STATED PROBLEM:
Return all lines with the word "不锈钢装饰板饰面" in them.
--- Start MATERIAL SHOWN ---
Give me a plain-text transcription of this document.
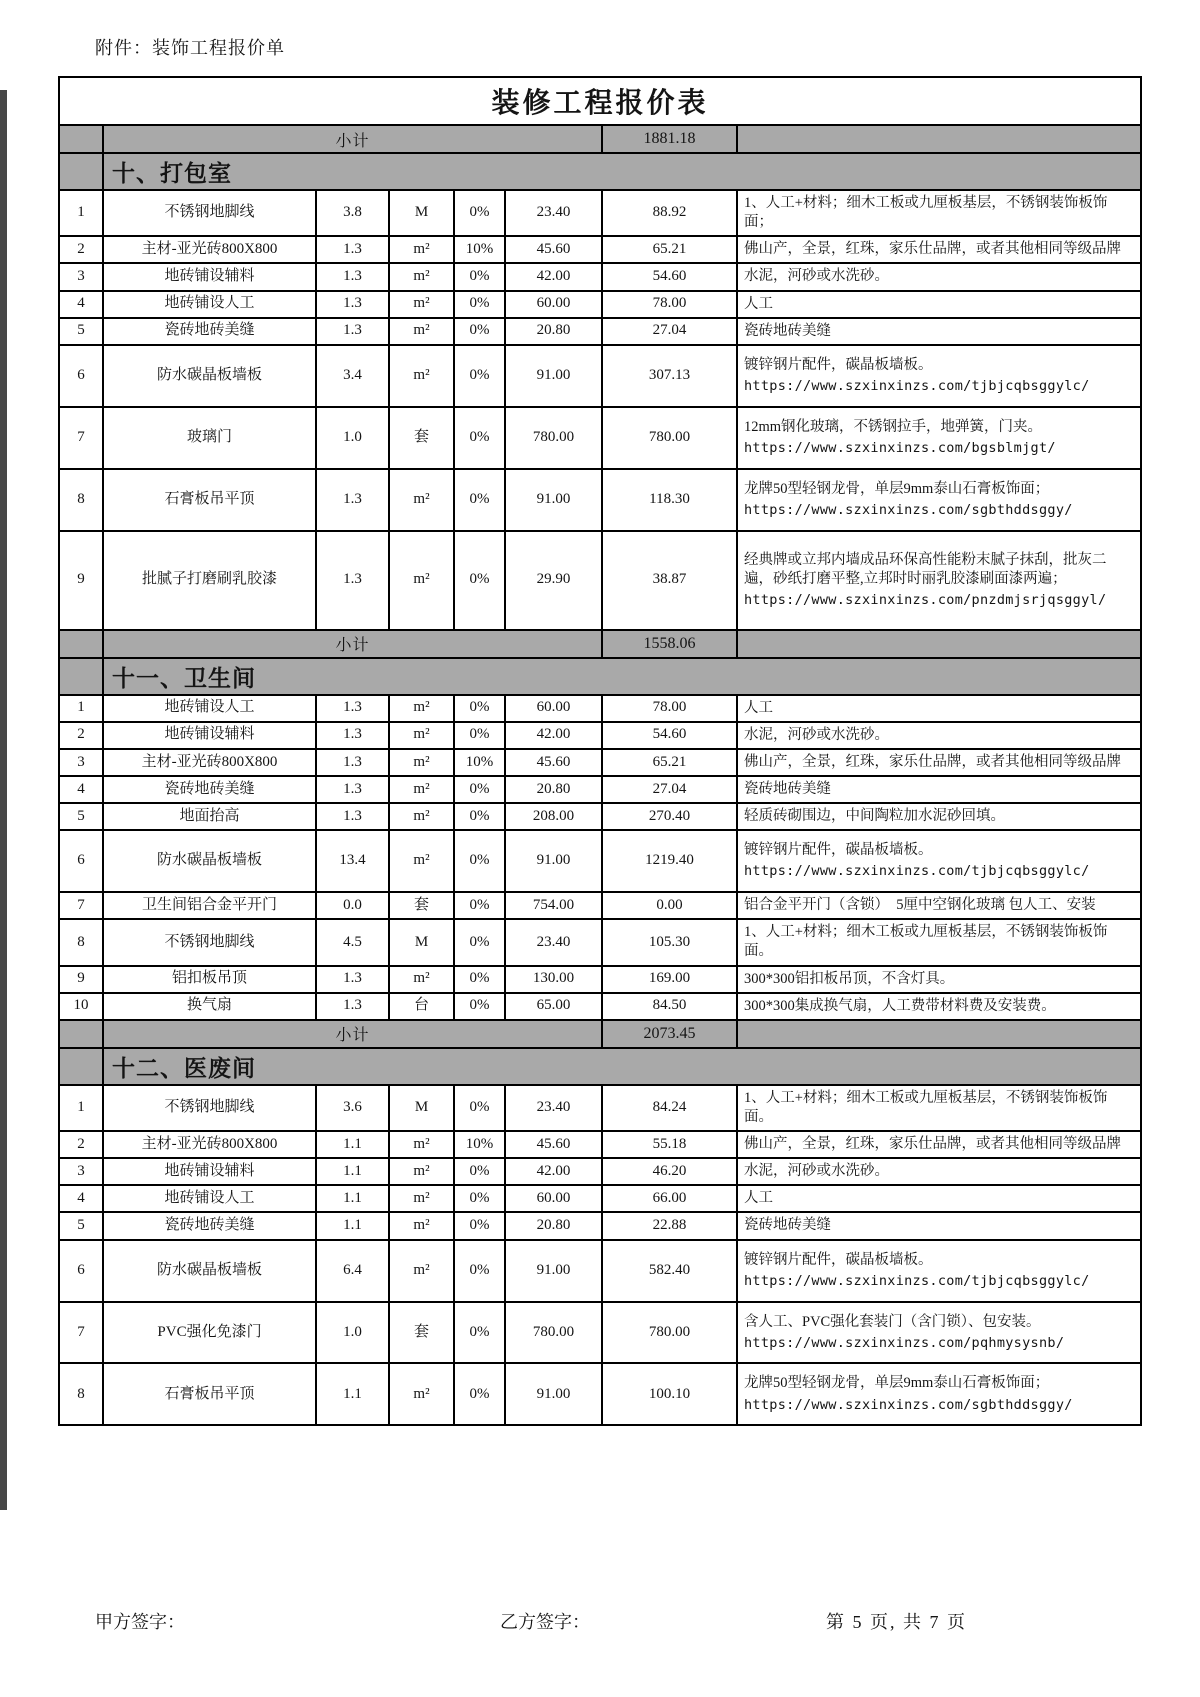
附件：装饰工程报价单
装修工程报价表							
	小计					1881.18	
	十、打包室						
1	不锈钢地脚线	3.8	M	0%	23.40	88.92	1、人工+材料；细木工板或九厘板基层，不锈钢装饰板饰面；

2	主材-亚光砖800X800	1.3	m²	10%	45.60	65.21	佛山产，全景，红珠，家乐仕品牌，或者其他相同等级品牌

3	地砖铺设辅料	1.3	m²	0%	42.00	54.60	水泥，河砂或水洗砂。

4	地砖铺设人工	1.3	m²	0%	60.00	78.00	人工

5	瓷砖地砖美缝	1.3	m²	0%	20.80	27.04	瓷砖地砖美缝

6	防水碳晶板墙板	3.4	m²	0%	91.00	307.13	镀锌钢片配件，碳晶板墙板。
https://www.szxinxinzs.com/tjbjcqbsggylc/

7	玻璃门	1.0	套	0%	780.00	780.00	12mm钢化玻璃，不锈钢拉手，地弹簧，门夹。
https://www.szxinxinzs.com/bgsblmjgt/

8	石膏板吊平顶	1.3	m²	0%	91.00	118.30	龙牌50型轻钢龙骨，单层9mm泰山石膏板饰面；
https://www.szxinxinzs.com/sgbthddsggy/

9	批腻子打磨刷乳胶漆	1.3	m²	0%	29.90	38.87	经典牌或立邦内墙成品环保高性能粉末腻子抹刮，批灰二遍，砂纸打磨平整,立邦时时丽乳胶漆刷面漆两遍；
https://www.szxinxinzs.com/pnzdmjsrjqsggyl/

	小计					1558.06	
	十一、卫生间						
1	地砖铺设人工	1.3	m²	0%	60.00	78.00	人工

2	地砖铺设辅料	1.3	m²	0%	42.00	54.60	水泥，河砂或水洗砂。

3	主材-亚光砖800X800	1.3	m²	10%	45.60	65.21	佛山产，全景，红珠，家乐仕品牌，或者其他相同等级品牌

4	瓷砖地砖美缝	1.3	m²	0%	20.80	27.04	瓷砖地砖美缝

5	地面抬高	1.3	m²	0%	208.00	270.40	轻质砖砌围边，中间陶粒加水泥砂回填。

6	防水碳晶板墙板	13.4	m²	0%	91.00	1219.40	镀锌钢片配件，碳晶板墙板。
https://www.szxinxinzs.com/tjbjcqbsggylc/

7	卫生间铝合金平开门	0.0	套	0%	754.00	0.00	铝合金平开门（含锁）　5厘中空钢化玻璃 包人工、安装

8	不锈钢地脚线	4.5	M	0%	23.40	105.30	1、人工+材料；细木工板或九厘板基层，不锈钢装饰板饰面。

9	铝扣板吊顶	1.3	m²	0%	130.00	169.00	300*300铝扣板吊顶，不含灯具。

10	换气扇	1.3	台	0%	65.00	84.50	300*300集成换气扇，人工费带材料费及安装费。

	小计					2073.45	
	十二、医废间						
1	不锈钢地脚线	3.6	M	0%	23.40	84.24	1、人工+材料；细木工板或九厘板基层，不锈钢装饰板饰面。

2	主材-亚光砖800X800	1.1	m²	10%	45.60	55.18	佛山产，全景，红珠，家乐仕品牌，或者其他相同等级品牌

3	地砖铺设辅料	1.1	m²	0%	42.00	46.20	水泥，河砂或水洗砂。

4	地砖铺设人工	1.1	m²	0%	60.00	66.00	人工

5	瓷砖地砖美缝	1.1	m²	0%	20.80	22.88	瓷砖地砖美缝

6	防水碳晶板墙板	6.4	m²	0%	91.00	582.40	镀锌钢片配件，碳晶板墙板。
https://www.szxinxinzs.com/tjbjcqbsggylc/

7	PVC强化免漆门	1.0	套	0%	780.00	780.00	含人工、PVC强化套装门（含门锁）、包安装。
https://www.szxinxinzs.com/pqhmysysnb/

8	石膏板吊平顶	1.1	m²	0%	91.00	100.10	龙牌50型轻钢龙骨，单层9mm泰山石膏板饰面；
https://www.szxinxinzs.com/sgbthddsggy/
甲方签字：	乙方签字：	第 5 页, 共 7 页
--- End MATERIAL SHOWN ---
FINISHED ANSWER:
1	不锈钢地脚线	3.8	M	0%	23.40	88.92	1、人工+材料；细木工板或九厘板基层，不锈钢装饰板饰面；
8	不锈钢地脚线	4.5	M	0%	23.40	105.30	1、人工+材料；细木工板或九厘板基层，不锈钢装饰板饰面。
1	不锈钢地脚线	3.6	M	0%	23.40	84.24	1、人工+材料；细木工板或九厘板基层，不锈钢装饰板饰面。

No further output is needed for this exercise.